_Written problem_.
Output the material exactly, but drop every image it holds.

Records excerpted from a collection
>> BEGIN

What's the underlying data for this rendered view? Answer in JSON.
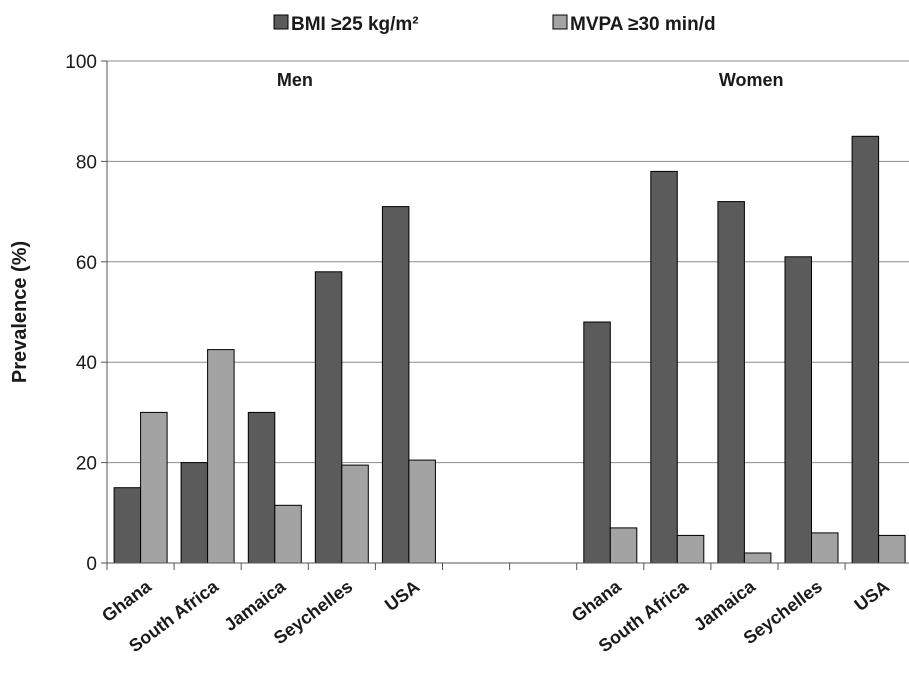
{
  "chart_data": {
    "type": "bar",
    "ylabel": "Prevalence (%)",
    "ylim": [
      0,
      100
    ],
    "yticks": [
      0,
      20,
      40,
      60,
      80,
      100
    ],
    "grid": true,
    "legend_position": "top",
    "groups": [
      {
        "label": "Men",
        "categories": [
          "Ghana",
          "South Africa",
          "Jamaica",
          "Seychelles",
          "USA"
        ]
      },
      {
        "label": "Women",
        "categories": [
          "Ghana",
          "South Africa",
          "Jamaica",
          "Seychelles",
          "USA"
        ]
      }
    ],
    "series": [
      {
        "name": "BMI ≥25 kg/m²",
        "color": "#5b5b5b",
        "values": [
          15,
          20,
          30,
          58,
          71,
          48,
          78,
          72,
          61,
          85
        ]
      },
      {
        "name": "MVPA ≥30 min/d",
        "color": "#a3a3a3",
        "values": [
          30,
          42.5,
          11.5,
          19.5,
          20.5,
          7,
          5.5,
          2,
          6,
          5.5
        ]
      }
    ]
  }
}
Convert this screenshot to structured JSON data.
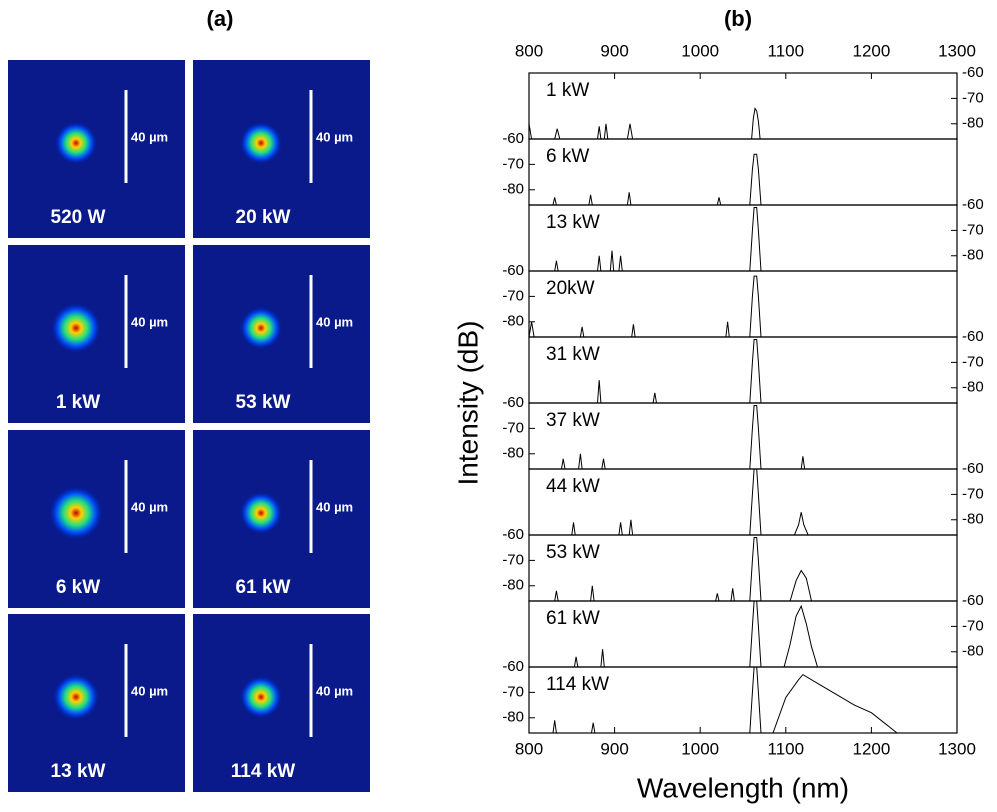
{
  "panel_a": {
    "label": "(a)",
    "images": [
      {
        "power": "520 W",
        "scale": "40 µm"
      },
      {
        "power": "1 kW",
        "scale": "40 µm"
      },
      {
        "power": "6 kW",
        "scale": "40 µm"
      },
      {
        "power": "13 kW",
        "scale": "40 µm"
      },
      {
        "power": "20 kW",
        "scale": "40 µm"
      },
      {
        "power": "53 kW",
        "scale": "40 µm"
      },
      {
        "power": "61  kW",
        "scale": "40 µm"
      },
      {
        "power": "114 kW",
        "scale": "40 µm"
      }
    ]
  },
  "chart_data": {
    "type": "line",
    "title": "(b)",
    "x_label": "Wavelength (nm)",
    "y_label": "Intensity (dB)",
    "xlim": [
      800,
      1300
    ],
    "xticks": [
      800,
      900,
      1000,
      1100,
      1200,
      1300
    ],
    "ylim": [
      -86,
      -60
    ],
    "yticks": [
      -60,
      -70,
      -80
    ],
    "series": [
      {
        "name": "1 kW",
        "color": "#000000",
        "x": [
          800,
          803,
          806,
          830,
          833,
          836,
          880,
          882,
          884,
          888,
          890,
          892,
          915,
          918,
          921,
          1060,
          1062,
          1064,
          1066,
          1068,
          1070,
          1300
        ],
        "values": [
          -80,
          -86,
          -86,
          -86,
          -82,
          -86,
          -86,
          -81,
          -86,
          -86,
          -80,
          -86,
          -86,
          -80,
          -86,
          -86,
          -78,
          -74,
          -75,
          -79,
          -86,
          -86
        ]
      },
      {
        "name": "6 kW",
        "color": "#000000",
        "x": [
          800,
          828,
          830,
          832,
          870,
          872,
          874,
          915,
          917,
          919,
          1020,
          1022,
          1024,
          1058,
          1061,
          1063,
          1066,
          1068,
          1071,
          1300
        ],
        "values": [
          -86,
          -86,
          -83,
          -86,
          -86,
          -82,
          -86,
          -86,
          -81,
          -86,
          -86,
          -83,
          -86,
          -86,
          -72,
          -66,
          -66,
          -72,
          -86,
          -86
        ]
      },
      {
        "name": "13 kW",
        "color": "#000000",
        "x": [
          800,
          830,
          832,
          834,
          880,
          882,
          884,
          895,
          897,
          899,
          905,
          907,
          909,
          1058,
          1061,
          1063,
          1066,
          1068,
          1071,
          1300
        ],
        "values": [
          -86,
          -86,
          -82,
          -86,
          -86,
          -80,
          -86,
          -86,
          -78,
          -86,
          -86,
          -80,
          -86,
          -86,
          -70,
          -61,
          -61,
          -70,
          -86,
          -86
        ]
      },
      {
        "name": "20kW",
        "color": "#000000",
        "x": [
          800,
          803,
          806,
          860,
          862,
          864,
          920,
          922,
          924,
          1030,
          1032,
          1034,
          1058,
          1061,
          1063,
          1066,
          1068,
          1071,
          1300
        ],
        "values": [
          -86,
          -80,
          -86,
          -86,
          -82,
          -86,
          -86,
          -81,
          -86,
          -86,
          -80,
          -86,
          -86,
          -70,
          -62,
          -62,
          -70,
          -86,
          -86
        ]
      },
      {
        "name": "31 kW",
        "color": "#000000",
        "x": [
          800,
          880,
          882,
          884,
          945,
          947,
          949,
          1058,
          1061,
          1063,
          1066,
          1068,
          1071,
          1300
        ],
        "values": [
          -86,
          -86,
          -77,
          -86,
          -86,
          -82,
          -86,
          -86,
          -70,
          -61,
          -61,
          -70,
          -86,
          -86
        ]
      },
      {
        "name": "37 kW",
        "color": "#000000",
        "x": [
          800,
          838,
          840,
          842,
          858,
          860,
          862,
          885,
          887,
          889,
          1058,
          1061,
          1063,
          1066,
          1068,
          1071,
          1118,
          1120,
          1122,
          1300
        ],
        "values": [
          -86,
          -86,
          -82,
          -86,
          -86,
          -80,
          -86,
          -86,
          -82,
          -86,
          -86,
          -70,
          -61,
          -61,
          -70,
          -86,
          -86,
          -81,
          -86,
          -86
        ]
      },
      {
        "name": "44 kW",
        "color": "#000000",
        "x": [
          800,
          850,
          852,
          854,
          905,
          907,
          909,
          917,
          919,
          921,
          1058,
          1061,
          1063,
          1066,
          1068,
          1071,
          1110,
          1115,
          1118,
          1121,
          1126,
          1300
        ],
        "values": [
          -86,
          -86,
          -81,
          -86,
          -86,
          -81,
          -86,
          -86,
          -80,
          -86,
          -86,
          -70,
          -60,
          -60,
          -70,
          -86,
          -86,
          -82,
          -77,
          -82,
          -86,
          -86
        ]
      },
      {
        "name": "53 kW",
        "color": "#000000",
        "x": [
          800,
          830,
          832,
          834,
          872,
          874,
          876,
          1018,
          1020,
          1022,
          1036,
          1038,
          1040,
          1058,
          1061,
          1063,
          1066,
          1068,
          1071,
          1105,
          1112,
          1118,
          1124,
          1130,
          1300
        ],
        "values": [
          -86,
          -86,
          -82,
          -86,
          -86,
          -80,
          -86,
          -86,
          -83,
          -86,
          -86,
          -81,
          -86,
          -86,
          -70,
          -61,
          -61,
          -70,
          -86,
          -86,
          -78,
          -74,
          -77,
          -86,
          -86
        ]
      },
      {
        "name": "61 kW",
        "color": "#000000",
        "x": [
          800,
          853,
          855,
          857,
          884,
          886,
          888,
          1058,
          1061,
          1063,
          1066,
          1068,
          1071,
          1098,
          1105,
          1112,
          1118,
          1124,
          1130,
          1137,
          1300
        ],
        "values": [
          -86,
          -86,
          -82,
          -86,
          -86,
          -79,
          -86,
          -86,
          -70,
          -60,
          -60,
          -70,
          -86,
          -86,
          -77,
          -66,
          -62,
          -69,
          -78,
          -86,
          -86
        ]
      },
      {
        "name": "114 kW",
        "color": "#000000",
        "x": [
          800,
          828,
          830,
          832,
          873,
          875,
          877,
          1058,
          1061,
          1063,
          1066,
          1068,
          1071,
          1085,
          1100,
          1115,
          1120,
          1140,
          1160,
          1180,
          1200,
          1215,
          1230,
          1300
        ],
        "values": [
          -86,
          -86,
          -81,
          -86,
          -86,
          -82,
          -86,
          -86,
          -70,
          -60,
          -60,
          -70,
          -86,
          -86,
          -72,
          -65,
          -63,
          -67,
          -71,
          -75,
          -78,
          -82,
          -86,
          -86
        ]
      }
    ]
  }
}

>> END

_Final answer_.
What's the underlying data for this rendered view? Answer in JSON.
{
  "chart_data": {
    "type": "bar",
    "ylabel": "Prevalence (%)",
    "ylim": [
      0,
      100
    ],
    "yticks": [
      0,
      20,
      40,
      60,
      80,
      100
    ],
    "grid": true,
    "legend_position": "top",
    "groups": [
      {
        "label": "Men",
        "categories": [
          "Ghana",
          "South Africa",
          "Jamaica",
          "Seychelles",
          "USA"
        ]
      },
      {
        "label": "Women",
        "categories": [
          "Ghana",
          "South Africa",
          "Jamaica",
          "Seychelles",
          "USA"
        ]
      }
    ],
    "series": [
      {
        "name": "BMI ≥25 kg/m²",
        "color": "#5b5b5b",
        "values": [
          15,
          20,
          30,
          58,
          71,
          48,
          78,
          72,
          61,
          85
        ]
      },
      {
        "name": "MVPA ≥30 min/d",
        "color": "#a3a3a3",
        "values": [
          30,
          42.5,
          11.5,
          19.5,
          20.5,
          7,
          5.5,
          2,
          6,
          5.5
        ]
      }
    ]
  }
}
Convert this screenshot to structured JSON data.
{
  "panel_a": {
    "label": "(a)",
    "images": [
      {
        "power": "520 W",
        "scale": "40 µm"
      },
      {
        "power": "1 kW",
        "scale": "40 µm"
      },
      {
        "power": "6 kW",
        "scale": "40 µm"
      },
      {
        "power": "13 kW",
        "scale": "40 µm"
      },
      {
        "power": "20 kW",
        "scale": "40 µm"
      },
      {
        "power": "53 kW",
        "scale": "40 µm"
      },
      {
        "power": "61  kW",
        "scale": "40 µm"
      },
      {
        "power": "114 kW",
        "scale": "40 µm"
      }
    ]
  },
  "chart_data": {
    "type": "line",
    "title": "(b)",
    "x_label": "Wavelength (nm)",
    "y_label": "Intensity (dB)",
    "xlim": [
      800,
      1300
    ],
    "xticks": [
      800,
      900,
      1000,
      1100,
      1200,
      1300
    ],
    "ylim": [
      -86,
      -60
    ],
    "yticks": [
      -60,
      -70,
      -80
    ],
    "series": [
      {
        "name": "1 kW",
        "color": "#000000",
        "x": [
          800,
          803,
          806,
          830,
          833,
          836,
          880,
          882,
          884,
          888,
          890,
          892,
          915,
          918,
          921,
          1060,
          1062,
          1064,
          1066,
          1068,
          1070,
          1300
        ],
        "values": [
          -80,
          -86,
          -86,
          -86,
          -82,
          -86,
          -86,
          -81,
          -86,
          -86,
          -80,
          -86,
          -86,
          -80,
          -86,
          -86,
          -78,
          -74,
          -75,
          -79,
          -86,
          -86
        ]
      },
      {
        "name": "6 kW",
        "color": "#000000",
        "x": [
          800,
          828,
          830,
          832,
          870,
          872,
          874,
          915,
          917,
          919,
          1020,
          1022,
          1024,
          1058,
          1061,
          1063,
          1066,
          1068,
          1071,
          1300
        ],
        "values": [
          -86,
          -86,
          -83,
          -86,
          -86,
          -82,
          -86,
          -86,
          -81,
          -86,
          -86,
          -83,
          -86,
          -86,
          -72,
          -66,
          -66,
          -72,
          -86,
          -86
        ]
      },
      {
        "name": "13 kW",
        "color": "#000000",
        "x": [
          800,
          830,
          832,
          834,
          880,
          882,
          884,
          895,
          897,
          899,
          905,
          907,
          909,
          1058,
          1061,
          1063,
          1066,
          1068,
          1071,
          1300
        ],
        "values": [
          -86,
          -86,
          -82,
          -86,
          -86,
          -80,
          -86,
          -86,
          -78,
          -86,
          -86,
          -80,
          -86,
          -86,
          -70,
          -61,
          -61,
          -70,
          -86,
          -86
        ]
      },
      {
        "name": "20kW",
        "color": "#000000",
        "x": [
          800,
          803,
          806,
          860,
          862,
          864,
          920,
          922,
          924,
          1030,
          1032,
          1034,
          1058,
          1061,
          1063,
          1066,
          1068,
          1071,
          1300
        ],
        "values": [
          -86,
          -80,
          -86,
          -86,
          -82,
          -86,
          -86,
          -81,
          -86,
          -86,
          -80,
          -86,
          -86,
          -70,
          -62,
          -62,
          -70,
          -86,
          -86
        ]
      },
      {
        "name": "31 kW",
        "color": "#000000",
        "x": [
          800,
          880,
          882,
          884,
          945,
          947,
          949,
          1058,
          1061,
          1063,
          1066,
          1068,
          1071,
          1300
        ],
        "values": [
          -86,
          -86,
          -77,
          -86,
          -86,
          -82,
          -86,
          -86,
          -70,
          -61,
          -61,
          -70,
          -86,
          -86
        ]
      },
      {
        "name": "37 kW",
        "color": "#000000",
        "x": [
          800,
          838,
          840,
          842,
          858,
          860,
          862,
          885,
          887,
          889,
          1058,
          1061,
          1063,
          1066,
          1068,
          1071,
          1118,
          1120,
          1122,
          1300
        ],
        "values": [
          -86,
          -86,
          -82,
          -86,
          -86,
          -80,
          -86,
          -86,
          -82,
          -86,
          -86,
          -70,
          -61,
          -61,
          -70,
          -86,
          -86,
          -81,
          -86,
          -86
        ]
      },
      {
        "name": "44 kW",
        "color": "#000000",
        "x": [
          800,
          850,
          852,
          854,
          905,
          907,
          909,
          917,
          919,
          921,
          1058,
          1061,
          1063,
          1066,
          1068,
          1071,
          1110,
          1115,
          1118,
          1121,
          1126,
          1300
        ],
        "values": [
          -86,
          -86,
          -81,
          -86,
          -86,
          -81,
          -86,
          -86,
          -80,
          -86,
          -86,
          -70,
          -60,
          -60,
          -70,
          -86,
          -86,
          -82,
          -77,
          -82,
          -86,
          -86
        ]
      },
      {
        "name": "53 kW",
        "color": "#000000",
        "x": [
          800,
          830,
          832,
          834,
          872,
          874,
          876,
          1018,
          1020,
          1022,
          1036,
          1038,
          1040,
          1058,
          1061,
          1063,
          1066,
          1068,
          1071,
          1105,
          1112,
          1118,
          1124,
          1130,
          1300
        ],
        "values": [
          -86,
          -86,
          -82,
          -86,
          -86,
          -80,
          -86,
          -86,
          -83,
          -86,
          -86,
          -81,
          -86,
          -86,
          -70,
          -61,
          -61,
          -70,
          -86,
          -86,
          -78,
          -74,
          -77,
          -86,
          -86
        ]
      },
      {
        "name": "61 kW",
        "color": "#000000",
        "x": [
          800,
          853,
          855,
          857,
          884,
          886,
          888,
          1058,
          1061,
          1063,
          1066,
          1068,
          1071,
          1098,
          1105,
          1112,
          1118,
          1124,
          1130,
          1137,
          1300
        ],
        "values": [
          -86,
          -86,
          -82,
          -86,
          -86,
          -79,
          -86,
          -86,
          -70,
          -60,
          -60,
          -70,
          -86,
          -86,
          -77,
          -66,
          -62,
          -69,
          -78,
          -86,
          -86
        ]
      },
      {
        "name": "114 kW",
        "color": "#000000",
        "x": [
          800,
          828,
          830,
          832,
          873,
          875,
          877,
          1058,
          1061,
          1063,
          1066,
          1068,
          1071,
          1085,
          1100,
          1115,
          1120,
          1140,
          1160,
          1180,
          1200,
          1215,
          1230,
          1300
        ],
        "values": [
          -86,
          -86,
          -81,
          -86,
          -86,
          -82,
          -86,
          -86,
          -70,
          -60,
          -60,
          -70,
          -86,
          -86,
          -72,
          -65,
          -63,
          -67,
          -71,
          -75,
          -78,
          -82,
          -86,
          -86
        ]
      }
    ]
  }
}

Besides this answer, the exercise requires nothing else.